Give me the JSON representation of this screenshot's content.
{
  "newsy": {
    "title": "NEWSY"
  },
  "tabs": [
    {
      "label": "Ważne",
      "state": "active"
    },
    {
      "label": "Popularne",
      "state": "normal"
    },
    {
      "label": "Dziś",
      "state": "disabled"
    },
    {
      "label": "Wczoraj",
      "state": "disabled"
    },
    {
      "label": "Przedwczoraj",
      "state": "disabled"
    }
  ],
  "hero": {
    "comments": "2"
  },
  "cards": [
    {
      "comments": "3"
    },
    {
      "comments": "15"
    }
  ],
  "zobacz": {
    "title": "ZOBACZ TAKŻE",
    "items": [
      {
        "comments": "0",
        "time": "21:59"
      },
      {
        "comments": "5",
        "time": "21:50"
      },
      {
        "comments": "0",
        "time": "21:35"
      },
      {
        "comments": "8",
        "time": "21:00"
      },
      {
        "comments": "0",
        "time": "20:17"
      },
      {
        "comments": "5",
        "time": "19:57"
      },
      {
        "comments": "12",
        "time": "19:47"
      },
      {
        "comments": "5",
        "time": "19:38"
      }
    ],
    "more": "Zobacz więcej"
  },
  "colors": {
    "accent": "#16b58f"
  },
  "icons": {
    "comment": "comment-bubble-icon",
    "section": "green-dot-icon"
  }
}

#####

What this task involves :: Count the lines that include the word "time" and state the result as a bare number.

Output below :: 8